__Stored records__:
◇ ◇ ◇ ◇ ◇

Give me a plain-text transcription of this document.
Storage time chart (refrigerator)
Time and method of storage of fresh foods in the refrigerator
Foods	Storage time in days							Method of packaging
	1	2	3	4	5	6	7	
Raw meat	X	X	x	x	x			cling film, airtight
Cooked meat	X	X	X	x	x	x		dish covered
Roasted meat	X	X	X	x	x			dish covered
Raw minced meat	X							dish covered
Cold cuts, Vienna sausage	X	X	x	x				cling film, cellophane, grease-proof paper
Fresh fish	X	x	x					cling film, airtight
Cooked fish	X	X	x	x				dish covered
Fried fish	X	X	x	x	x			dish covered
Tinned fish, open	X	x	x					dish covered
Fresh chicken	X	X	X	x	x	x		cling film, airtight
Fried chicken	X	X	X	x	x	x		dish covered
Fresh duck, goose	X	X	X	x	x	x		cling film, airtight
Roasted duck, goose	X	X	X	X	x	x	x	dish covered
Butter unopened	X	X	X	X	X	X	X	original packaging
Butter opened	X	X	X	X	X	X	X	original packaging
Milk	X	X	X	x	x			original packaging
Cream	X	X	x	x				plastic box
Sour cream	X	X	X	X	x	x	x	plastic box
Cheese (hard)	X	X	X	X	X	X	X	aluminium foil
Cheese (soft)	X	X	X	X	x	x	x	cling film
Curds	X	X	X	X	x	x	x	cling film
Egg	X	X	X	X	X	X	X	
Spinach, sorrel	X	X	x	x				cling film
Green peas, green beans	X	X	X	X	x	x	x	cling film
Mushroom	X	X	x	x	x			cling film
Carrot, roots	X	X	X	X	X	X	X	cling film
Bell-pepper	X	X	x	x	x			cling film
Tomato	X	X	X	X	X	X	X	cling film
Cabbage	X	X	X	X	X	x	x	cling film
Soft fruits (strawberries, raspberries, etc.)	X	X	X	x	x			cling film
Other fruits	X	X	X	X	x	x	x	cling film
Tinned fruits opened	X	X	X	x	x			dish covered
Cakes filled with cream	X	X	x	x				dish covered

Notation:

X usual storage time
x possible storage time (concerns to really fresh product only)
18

◇ ◇ ◇ ◇ ◇

Go through the material above line by line and copy it exactly.

__Task result__:
Give me a plain-text transcription of this document.
Storage time chart (refrigerator)
Time and method of storage of fresh foods in the refrigerator
Foods	Storage time in days							Method of packaging
	1	2	3	4	5	6	7	
Raw meat	X	X	x	x	x			cling film, airtight
Cooked meat	X	X	X	x	x	x		dish covered
Roasted meat	X	X	X	x	x			dish covered
Raw minced meat	X							dish covered
Cold cuts, Vienna sausage	X	X	x	x				cling film, cellophane, grease-proof paper
Fresh fish	X	x	x					cling film, airtight
Cooked fish	X	X	x	x				dish covered
Fried fish	X	X	x	x	x			dish covered
Tinned fish, open	X	x	x					dish covered
Fresh chicken	X	X	X	x	x	x		cling film, airtight
Fried chicken	X	X	X	x	x	x		dish covered
Fresh duck, goose	X	X	X	x	x	x		cling film, airtight
Roasted duck, goose	X	X	X	X	x	x	x	dish covered
Butter unopened	X	X	X	X	X	X	X	original packaging
Butter opened	X	X	X	X	X	X	X	original packaging
Milk	X	X	X	x	x			original packaging
Cream	X	X	x	x				plastic box
Sour cream	X	X	X	X	x	x	x	plastic box
Cheese (hard)	X	X	X	X	X	X	X	aluminium foil
Cheese (soft)	X	X	X	X	x	x	x	cling film
Curds	X	X	X	X	x	x	x	cling film
Egg	X	X	X	X	X	X	X	
Spinach, sorrel	X	X	x	x				cling film
Green peas, green beans	X	X	X	X	x	x	x	cling film
Mushroom	X	X	x	x	x			cling film
Carrot, roots	X	X	X	X	X	X	X	cling film
Bell-pepper	X	X	x	x	x			cling film
Tomato	X	X	X	X	X	X	X	cling film
Cabbage	X	X	X	X	X	x	x	cling film
Soft fruits (strawberries, raspberries, etc.)	X	X	X	x	x			cling film
Other fruits	X	X	X	X	x	x	x	cling film
Tinned fruits opened	X	X	X	x	x			dish covered
Cakes filled with cream	X	X	x	x				dish covered

Notation:

X usual storage time
x possible storage time (concerns to really fresh product only)
18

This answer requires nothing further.